**Task to carry out:**
Pick out the lines below that include the string "label".

Items from a figure collection:
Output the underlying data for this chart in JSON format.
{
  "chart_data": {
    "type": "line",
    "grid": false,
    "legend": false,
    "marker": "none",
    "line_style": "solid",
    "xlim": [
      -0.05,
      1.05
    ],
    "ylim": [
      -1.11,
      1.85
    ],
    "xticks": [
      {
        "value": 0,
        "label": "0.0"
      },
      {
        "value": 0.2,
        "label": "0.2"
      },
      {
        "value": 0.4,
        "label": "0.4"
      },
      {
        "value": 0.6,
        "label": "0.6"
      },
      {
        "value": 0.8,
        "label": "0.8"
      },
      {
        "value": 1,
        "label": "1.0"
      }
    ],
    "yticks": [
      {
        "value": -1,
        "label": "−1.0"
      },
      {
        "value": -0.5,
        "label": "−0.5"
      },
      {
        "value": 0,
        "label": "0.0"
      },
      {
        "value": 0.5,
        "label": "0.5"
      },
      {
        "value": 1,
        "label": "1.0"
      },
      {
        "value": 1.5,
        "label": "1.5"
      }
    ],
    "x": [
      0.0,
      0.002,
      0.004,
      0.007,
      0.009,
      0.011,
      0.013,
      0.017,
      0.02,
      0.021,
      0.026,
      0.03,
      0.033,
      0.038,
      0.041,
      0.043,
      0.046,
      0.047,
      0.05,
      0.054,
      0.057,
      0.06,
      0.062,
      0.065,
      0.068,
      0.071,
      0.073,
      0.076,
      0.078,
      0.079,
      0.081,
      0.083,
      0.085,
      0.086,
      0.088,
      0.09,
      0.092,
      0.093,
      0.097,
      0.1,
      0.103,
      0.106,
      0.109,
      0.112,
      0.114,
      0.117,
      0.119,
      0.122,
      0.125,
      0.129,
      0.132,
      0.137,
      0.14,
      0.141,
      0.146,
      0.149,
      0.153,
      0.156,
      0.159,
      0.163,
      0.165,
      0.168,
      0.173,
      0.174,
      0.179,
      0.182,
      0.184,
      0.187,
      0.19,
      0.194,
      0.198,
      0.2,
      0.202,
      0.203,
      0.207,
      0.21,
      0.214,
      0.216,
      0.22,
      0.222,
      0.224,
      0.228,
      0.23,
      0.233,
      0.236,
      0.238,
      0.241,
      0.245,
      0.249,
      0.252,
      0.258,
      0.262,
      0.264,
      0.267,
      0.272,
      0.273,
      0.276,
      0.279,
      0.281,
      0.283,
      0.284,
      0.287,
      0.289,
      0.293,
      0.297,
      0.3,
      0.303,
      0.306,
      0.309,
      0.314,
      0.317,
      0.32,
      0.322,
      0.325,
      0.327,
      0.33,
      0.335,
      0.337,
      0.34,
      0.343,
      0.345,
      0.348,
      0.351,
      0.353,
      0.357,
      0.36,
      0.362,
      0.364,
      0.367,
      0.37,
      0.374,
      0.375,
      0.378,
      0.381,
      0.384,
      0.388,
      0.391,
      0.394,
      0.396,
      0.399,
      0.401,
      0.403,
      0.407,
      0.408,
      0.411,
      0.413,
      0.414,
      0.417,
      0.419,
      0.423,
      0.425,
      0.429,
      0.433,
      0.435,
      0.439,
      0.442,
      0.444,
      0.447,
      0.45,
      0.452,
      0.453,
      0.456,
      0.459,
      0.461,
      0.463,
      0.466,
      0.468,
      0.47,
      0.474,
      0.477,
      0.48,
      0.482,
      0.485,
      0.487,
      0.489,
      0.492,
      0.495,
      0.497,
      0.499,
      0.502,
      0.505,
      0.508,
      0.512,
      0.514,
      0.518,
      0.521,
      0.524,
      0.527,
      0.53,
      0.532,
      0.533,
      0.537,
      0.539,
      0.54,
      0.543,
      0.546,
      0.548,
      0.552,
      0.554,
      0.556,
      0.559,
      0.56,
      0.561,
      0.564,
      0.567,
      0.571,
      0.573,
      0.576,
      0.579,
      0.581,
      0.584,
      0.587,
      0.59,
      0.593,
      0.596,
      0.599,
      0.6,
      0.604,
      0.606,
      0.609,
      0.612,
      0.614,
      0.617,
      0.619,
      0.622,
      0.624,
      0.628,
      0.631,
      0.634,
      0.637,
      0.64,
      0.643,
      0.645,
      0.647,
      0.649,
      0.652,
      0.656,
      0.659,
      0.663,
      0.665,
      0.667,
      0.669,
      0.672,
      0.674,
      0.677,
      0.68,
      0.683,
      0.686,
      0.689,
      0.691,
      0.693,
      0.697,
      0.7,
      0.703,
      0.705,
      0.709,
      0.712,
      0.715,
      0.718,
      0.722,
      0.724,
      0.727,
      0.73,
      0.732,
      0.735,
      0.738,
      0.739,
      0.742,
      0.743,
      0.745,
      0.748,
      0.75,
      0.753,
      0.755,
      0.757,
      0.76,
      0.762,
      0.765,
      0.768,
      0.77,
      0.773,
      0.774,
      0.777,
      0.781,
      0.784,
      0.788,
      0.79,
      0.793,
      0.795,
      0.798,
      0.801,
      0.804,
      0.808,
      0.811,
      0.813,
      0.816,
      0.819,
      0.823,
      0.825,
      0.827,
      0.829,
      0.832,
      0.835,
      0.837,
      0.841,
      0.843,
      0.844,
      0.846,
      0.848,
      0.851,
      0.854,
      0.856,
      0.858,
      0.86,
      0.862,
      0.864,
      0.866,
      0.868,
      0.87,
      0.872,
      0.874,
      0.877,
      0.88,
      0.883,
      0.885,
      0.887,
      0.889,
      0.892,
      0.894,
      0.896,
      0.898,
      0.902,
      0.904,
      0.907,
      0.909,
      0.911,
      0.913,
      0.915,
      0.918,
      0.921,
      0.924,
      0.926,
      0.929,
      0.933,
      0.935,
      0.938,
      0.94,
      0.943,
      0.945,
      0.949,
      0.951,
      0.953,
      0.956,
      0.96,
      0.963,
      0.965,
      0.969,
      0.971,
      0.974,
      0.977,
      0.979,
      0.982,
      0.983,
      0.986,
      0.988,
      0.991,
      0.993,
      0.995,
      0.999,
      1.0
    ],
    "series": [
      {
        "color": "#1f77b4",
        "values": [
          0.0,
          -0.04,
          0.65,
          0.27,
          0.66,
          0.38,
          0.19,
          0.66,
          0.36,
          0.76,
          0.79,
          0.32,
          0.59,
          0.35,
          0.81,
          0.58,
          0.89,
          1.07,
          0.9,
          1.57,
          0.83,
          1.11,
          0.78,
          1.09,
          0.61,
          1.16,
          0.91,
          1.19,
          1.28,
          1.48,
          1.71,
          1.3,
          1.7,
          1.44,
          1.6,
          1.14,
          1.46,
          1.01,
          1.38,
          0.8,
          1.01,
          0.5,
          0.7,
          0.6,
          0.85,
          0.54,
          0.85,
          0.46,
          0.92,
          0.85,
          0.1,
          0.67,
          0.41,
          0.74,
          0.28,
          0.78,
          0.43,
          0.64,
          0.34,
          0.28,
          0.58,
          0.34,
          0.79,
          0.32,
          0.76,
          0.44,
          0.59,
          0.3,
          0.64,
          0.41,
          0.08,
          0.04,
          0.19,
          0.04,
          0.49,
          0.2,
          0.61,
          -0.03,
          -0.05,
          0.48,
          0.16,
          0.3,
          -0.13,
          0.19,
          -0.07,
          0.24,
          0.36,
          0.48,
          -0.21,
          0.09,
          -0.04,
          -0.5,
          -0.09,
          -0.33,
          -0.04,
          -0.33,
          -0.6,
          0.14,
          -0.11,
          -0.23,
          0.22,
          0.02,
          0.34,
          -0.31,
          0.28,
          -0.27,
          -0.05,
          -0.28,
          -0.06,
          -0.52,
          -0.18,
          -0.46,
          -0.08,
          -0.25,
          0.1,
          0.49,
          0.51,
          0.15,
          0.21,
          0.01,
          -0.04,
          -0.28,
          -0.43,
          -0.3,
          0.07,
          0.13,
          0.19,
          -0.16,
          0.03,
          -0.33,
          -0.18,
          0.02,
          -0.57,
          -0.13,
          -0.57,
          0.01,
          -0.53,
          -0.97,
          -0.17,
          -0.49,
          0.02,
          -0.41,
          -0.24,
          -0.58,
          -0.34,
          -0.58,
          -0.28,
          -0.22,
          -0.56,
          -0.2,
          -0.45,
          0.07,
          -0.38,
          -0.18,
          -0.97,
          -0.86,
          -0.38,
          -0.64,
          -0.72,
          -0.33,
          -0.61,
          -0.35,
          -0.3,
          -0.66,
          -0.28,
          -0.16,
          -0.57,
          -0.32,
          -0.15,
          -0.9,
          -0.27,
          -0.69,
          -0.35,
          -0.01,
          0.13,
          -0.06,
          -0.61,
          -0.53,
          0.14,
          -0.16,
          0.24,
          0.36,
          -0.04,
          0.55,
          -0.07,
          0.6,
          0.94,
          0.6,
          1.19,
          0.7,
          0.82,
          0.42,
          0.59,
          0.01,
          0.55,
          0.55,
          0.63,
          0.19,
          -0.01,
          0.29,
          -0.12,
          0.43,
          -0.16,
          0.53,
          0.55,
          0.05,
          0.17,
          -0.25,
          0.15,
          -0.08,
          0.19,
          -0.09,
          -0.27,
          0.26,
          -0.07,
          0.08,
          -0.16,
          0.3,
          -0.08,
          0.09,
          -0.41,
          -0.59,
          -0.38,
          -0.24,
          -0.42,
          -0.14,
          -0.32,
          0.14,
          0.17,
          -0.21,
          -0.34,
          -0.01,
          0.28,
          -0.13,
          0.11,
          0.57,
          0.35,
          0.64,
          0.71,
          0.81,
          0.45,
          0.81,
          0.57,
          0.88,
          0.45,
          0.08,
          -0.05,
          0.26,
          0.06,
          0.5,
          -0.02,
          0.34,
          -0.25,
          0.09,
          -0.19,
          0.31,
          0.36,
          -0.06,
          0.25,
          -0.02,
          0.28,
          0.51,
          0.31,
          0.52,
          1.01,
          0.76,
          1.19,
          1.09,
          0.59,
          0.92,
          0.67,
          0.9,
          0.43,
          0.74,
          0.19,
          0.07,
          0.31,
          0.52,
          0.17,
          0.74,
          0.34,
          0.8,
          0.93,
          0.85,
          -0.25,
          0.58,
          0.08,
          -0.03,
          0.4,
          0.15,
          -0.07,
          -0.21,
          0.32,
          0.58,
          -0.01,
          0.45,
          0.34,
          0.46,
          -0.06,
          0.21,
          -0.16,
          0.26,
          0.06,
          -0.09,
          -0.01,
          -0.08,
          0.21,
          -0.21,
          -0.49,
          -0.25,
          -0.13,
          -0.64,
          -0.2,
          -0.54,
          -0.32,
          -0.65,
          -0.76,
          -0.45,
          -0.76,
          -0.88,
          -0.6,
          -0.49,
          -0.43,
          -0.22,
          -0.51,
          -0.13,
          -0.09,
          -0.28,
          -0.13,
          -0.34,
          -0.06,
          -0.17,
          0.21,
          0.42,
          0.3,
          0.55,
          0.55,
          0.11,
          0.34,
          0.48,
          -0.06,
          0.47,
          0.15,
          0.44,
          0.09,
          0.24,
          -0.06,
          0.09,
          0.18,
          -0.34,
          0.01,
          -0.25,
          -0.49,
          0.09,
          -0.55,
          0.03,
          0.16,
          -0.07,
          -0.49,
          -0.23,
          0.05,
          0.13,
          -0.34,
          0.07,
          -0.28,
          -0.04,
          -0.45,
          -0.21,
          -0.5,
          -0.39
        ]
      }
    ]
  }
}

**Expected answer:**
        "label": "0.0"
        "label": "0.2"
        "label": "0.4"
        "label": "0.6"
        "label": "0.8"
        "label": "1.0"
        "label": "−1.0"
        "label": "−0.5"
        "label": "0.0"
        "label": "0.5"
        "label": "1.0"
        "label": "1.5"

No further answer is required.